## TO BE DONE:
Repeat, line for line, the entries printed below.

## THE RECORDS:
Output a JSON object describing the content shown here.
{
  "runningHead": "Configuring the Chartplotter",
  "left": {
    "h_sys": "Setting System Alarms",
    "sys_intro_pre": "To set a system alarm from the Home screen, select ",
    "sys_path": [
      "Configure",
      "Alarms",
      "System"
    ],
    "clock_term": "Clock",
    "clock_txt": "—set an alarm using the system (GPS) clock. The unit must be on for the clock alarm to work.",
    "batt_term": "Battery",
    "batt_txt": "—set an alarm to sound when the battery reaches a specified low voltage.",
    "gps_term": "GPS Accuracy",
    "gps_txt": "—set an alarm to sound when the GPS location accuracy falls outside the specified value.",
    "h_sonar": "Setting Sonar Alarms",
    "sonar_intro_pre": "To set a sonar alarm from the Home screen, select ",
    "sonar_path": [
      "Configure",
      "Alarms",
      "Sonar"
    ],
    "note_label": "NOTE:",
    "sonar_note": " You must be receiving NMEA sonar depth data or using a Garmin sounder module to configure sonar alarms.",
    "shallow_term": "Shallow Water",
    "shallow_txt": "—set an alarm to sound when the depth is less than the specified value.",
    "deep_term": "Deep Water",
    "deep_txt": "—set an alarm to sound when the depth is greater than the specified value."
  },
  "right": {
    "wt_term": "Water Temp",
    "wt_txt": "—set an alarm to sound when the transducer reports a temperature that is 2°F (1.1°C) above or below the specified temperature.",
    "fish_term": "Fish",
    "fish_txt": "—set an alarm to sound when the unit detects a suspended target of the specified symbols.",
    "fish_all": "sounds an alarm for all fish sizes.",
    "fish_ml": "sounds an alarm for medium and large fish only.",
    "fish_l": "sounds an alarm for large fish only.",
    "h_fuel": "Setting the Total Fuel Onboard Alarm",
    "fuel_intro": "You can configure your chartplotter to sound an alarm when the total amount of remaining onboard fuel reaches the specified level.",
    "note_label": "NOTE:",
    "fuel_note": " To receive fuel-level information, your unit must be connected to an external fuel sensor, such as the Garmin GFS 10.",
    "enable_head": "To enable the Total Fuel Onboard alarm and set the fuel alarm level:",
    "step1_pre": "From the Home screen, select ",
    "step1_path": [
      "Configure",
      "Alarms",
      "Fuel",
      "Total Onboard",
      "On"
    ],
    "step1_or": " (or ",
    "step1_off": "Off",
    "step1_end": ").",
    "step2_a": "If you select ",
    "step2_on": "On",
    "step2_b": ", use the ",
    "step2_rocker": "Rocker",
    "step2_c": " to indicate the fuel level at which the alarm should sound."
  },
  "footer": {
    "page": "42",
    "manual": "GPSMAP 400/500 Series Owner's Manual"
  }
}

## EXERCISE SOLUTION:
Output a JSON object describing the content shown here.
{
  "runningHead": "Configuring the Chartplotter",
  "left": {
    "h_sys": "Setting System Alarms",
    "sys_intro_pre": "To set a system alarm from the Home screen, select ",
    "sys_path": [
      "Configure",
      "Alarms",
      "System"
    ],
    "clock_term": "Clock",
    "clock_txt": "—set an alarm using the system (GPS) clock. The unit must be on for the clock alarm to work.",
    "batt_term": "Battery",
    "batt_txt": "—set an alarm to sound when the battery reaches a specified low voltage.",
    "gps_term": "GPS Accuracy",
    "gps_txt": "—set an alarm to sound when the GPS location accuracy falls outside the specified value.",
    "h_sonar": "Setting Sonar Alarms",
    "sonar_intro_pre": "To set a sonar alarm from the Home screen, select ",
    "sonar_path": [
      "Configure",
      "Alarms",
      "Sonar"
    ],
    "note_label": "NOTE:",
    "sonar_note": " You must be receiving NMEA sonar depth data or using a Garmin sounder module to configure sonar alarms.",
    "shallow_term": "Shallow Water",
    "shallow_txt": "—set an alarm to sound when the depth is less than the specified value.",
    "deep_term": "Deep Water",
    "deep_txt": "—set an alarm to sound when the depth is greater than the specified value."
  },
  "right": {
    "wt_term": "Water Temp",
    "wt_txt": "—set an alarm to sound when the transducer reports a temperature that is 2°F (1.1°C) above or below the specified temperature.",
    "fish_term": "Fish",
    "fish_txt": "—set an alarm to sound when the unit detects a suspended target of the specified symbols.",
    "fish_all": "sounds an alarm for all fish sizes.",
    "fish_ml": "sounds an alarm for medium and large fish only.",
    "fish_l": "sounds an alarm for large fish only.",
    "h_fuel": "Setting the Total Fuel Onboard Alarm",
    "fuel_intro": "You can configure your chartplotter to sound an alarm when the total amount of remaining onboard fuel reaches the specified level.",
    "note_label": "NOTE:",
    "fuel_note": " To receive fuel-level information, your unit must be connected to an external fuel sensor, such as the Garmin GFS 10.",
    "enable_head": "To enable the Total Fuel Onboard alarm and set the fuel alarm level:",
    "step1_pre": "From the Home screen, select ",
    "step1_path": [
      "Configure",
      "Alarms",
      "Fuel",
      "Total Onboard",
      "On"
    ],
    "step1_or": " (or ",
    "step1_off": "Off",
    "step1_end": ").",
    "step2_a": "If you select ",
    "step2_on": "On",
    "step2_b": ", use the ",
    "step2_rocker": "Rocker",
    "step2_c": " to indicate the fuel level at which the alarm should sound."
  },
  "footer": {
    "page": "42",
    "manual": "GPSMAP 400/500 Series Owner's Manual"
  }
}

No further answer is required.